• _Exercise instructions_:
Look through the data below. Pick out the lines holding the string "Global".

• _Dataset entries_:
※

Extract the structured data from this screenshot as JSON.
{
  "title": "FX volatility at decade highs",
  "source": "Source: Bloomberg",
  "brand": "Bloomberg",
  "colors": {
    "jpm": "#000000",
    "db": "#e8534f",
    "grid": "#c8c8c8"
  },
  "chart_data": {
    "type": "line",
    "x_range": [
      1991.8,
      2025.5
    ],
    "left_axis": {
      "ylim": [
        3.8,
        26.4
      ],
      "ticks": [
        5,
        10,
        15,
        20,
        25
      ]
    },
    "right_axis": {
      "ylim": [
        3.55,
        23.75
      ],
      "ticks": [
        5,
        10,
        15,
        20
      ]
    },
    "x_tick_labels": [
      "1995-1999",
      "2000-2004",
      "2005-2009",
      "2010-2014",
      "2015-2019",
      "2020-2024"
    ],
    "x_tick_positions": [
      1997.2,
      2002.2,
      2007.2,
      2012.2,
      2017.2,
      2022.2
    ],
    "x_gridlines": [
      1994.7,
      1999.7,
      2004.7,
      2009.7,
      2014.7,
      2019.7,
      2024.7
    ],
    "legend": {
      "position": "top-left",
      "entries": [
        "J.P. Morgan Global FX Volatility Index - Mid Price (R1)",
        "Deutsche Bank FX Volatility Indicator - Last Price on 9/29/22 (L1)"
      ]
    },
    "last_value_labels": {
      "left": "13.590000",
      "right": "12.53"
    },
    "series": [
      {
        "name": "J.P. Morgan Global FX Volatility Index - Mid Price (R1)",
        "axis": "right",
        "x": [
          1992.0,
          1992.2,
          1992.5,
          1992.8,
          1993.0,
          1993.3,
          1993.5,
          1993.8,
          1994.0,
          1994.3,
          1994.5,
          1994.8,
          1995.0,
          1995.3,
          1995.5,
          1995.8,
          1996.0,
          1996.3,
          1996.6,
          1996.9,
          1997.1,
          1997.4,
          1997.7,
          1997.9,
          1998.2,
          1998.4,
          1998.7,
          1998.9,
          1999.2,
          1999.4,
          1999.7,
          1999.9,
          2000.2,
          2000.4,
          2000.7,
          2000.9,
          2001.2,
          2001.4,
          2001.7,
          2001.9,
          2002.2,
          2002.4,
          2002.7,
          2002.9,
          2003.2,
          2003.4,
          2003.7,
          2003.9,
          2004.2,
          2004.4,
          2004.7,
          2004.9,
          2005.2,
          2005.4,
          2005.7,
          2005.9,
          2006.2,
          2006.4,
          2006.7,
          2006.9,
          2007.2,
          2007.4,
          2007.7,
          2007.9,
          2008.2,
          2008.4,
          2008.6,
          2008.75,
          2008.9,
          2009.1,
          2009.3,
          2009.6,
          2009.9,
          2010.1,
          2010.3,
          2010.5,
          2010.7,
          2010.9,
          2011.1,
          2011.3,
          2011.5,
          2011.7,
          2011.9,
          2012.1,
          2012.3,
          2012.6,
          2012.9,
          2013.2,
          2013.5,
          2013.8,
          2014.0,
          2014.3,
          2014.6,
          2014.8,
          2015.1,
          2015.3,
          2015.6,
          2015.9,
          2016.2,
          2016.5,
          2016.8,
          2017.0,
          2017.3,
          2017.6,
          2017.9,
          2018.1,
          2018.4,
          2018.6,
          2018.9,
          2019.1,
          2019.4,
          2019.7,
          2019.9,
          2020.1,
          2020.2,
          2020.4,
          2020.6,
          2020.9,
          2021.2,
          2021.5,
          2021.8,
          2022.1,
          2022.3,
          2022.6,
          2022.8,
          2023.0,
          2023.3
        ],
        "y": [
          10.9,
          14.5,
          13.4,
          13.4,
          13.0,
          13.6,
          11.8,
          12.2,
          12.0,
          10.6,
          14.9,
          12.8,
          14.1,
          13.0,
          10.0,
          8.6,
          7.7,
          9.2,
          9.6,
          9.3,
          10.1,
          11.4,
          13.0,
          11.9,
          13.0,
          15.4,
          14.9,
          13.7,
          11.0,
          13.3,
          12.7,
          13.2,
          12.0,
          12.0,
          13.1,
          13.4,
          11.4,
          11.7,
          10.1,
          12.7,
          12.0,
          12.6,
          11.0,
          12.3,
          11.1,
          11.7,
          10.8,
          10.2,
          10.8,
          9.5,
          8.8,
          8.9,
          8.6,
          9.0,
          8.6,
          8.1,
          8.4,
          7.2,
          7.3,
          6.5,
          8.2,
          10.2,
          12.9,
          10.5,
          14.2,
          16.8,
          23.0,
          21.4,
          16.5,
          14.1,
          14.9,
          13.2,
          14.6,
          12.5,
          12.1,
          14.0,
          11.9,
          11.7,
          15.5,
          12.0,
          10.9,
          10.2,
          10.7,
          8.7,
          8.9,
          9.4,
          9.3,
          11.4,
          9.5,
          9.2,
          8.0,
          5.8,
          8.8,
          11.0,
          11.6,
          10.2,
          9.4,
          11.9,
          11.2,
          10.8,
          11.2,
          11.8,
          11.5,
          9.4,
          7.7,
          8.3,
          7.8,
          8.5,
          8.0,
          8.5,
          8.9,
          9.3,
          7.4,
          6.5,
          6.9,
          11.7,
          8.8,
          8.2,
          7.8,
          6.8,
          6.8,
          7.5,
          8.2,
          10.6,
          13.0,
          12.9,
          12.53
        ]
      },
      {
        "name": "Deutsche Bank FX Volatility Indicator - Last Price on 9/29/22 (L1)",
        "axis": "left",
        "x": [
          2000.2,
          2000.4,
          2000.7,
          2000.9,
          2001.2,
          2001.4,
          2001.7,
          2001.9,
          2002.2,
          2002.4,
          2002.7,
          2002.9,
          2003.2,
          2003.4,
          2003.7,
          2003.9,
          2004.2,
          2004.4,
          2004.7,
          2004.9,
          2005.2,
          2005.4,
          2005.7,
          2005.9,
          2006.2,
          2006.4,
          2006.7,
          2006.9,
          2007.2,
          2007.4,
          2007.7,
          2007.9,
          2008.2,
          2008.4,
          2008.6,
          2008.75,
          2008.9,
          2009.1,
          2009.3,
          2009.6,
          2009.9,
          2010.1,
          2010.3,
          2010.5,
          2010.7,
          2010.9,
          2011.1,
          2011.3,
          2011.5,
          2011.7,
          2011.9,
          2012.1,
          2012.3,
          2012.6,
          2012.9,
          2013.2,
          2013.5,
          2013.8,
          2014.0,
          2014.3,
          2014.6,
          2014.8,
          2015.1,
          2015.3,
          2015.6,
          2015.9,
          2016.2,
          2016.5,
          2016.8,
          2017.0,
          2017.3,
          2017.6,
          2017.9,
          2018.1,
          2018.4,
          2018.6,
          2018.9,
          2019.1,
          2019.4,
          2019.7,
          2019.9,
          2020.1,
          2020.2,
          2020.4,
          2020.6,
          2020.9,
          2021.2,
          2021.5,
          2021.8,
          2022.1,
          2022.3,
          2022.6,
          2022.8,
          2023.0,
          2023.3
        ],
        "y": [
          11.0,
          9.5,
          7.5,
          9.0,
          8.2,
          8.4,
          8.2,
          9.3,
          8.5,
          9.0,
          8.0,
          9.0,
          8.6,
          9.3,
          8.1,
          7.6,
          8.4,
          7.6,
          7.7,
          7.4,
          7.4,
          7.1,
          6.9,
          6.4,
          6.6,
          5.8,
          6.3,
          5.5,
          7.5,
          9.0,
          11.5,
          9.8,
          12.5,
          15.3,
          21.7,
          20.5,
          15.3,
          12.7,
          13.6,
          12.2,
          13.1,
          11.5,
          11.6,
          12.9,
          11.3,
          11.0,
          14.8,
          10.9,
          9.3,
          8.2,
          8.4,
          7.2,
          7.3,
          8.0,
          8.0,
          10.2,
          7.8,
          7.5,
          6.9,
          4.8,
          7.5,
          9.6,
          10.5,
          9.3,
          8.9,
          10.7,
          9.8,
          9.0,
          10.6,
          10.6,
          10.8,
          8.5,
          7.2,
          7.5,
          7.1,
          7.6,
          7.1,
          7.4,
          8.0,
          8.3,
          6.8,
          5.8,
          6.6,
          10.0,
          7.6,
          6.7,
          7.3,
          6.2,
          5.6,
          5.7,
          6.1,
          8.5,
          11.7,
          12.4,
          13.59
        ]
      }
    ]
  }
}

※

• _Answer to this exercise_:
        "J.P. Morgan Global FX Volatility Index - Mid Price (R1)",
        "name": "J.P. Morgan Global FX Volatility Index - Mid Price (R1)",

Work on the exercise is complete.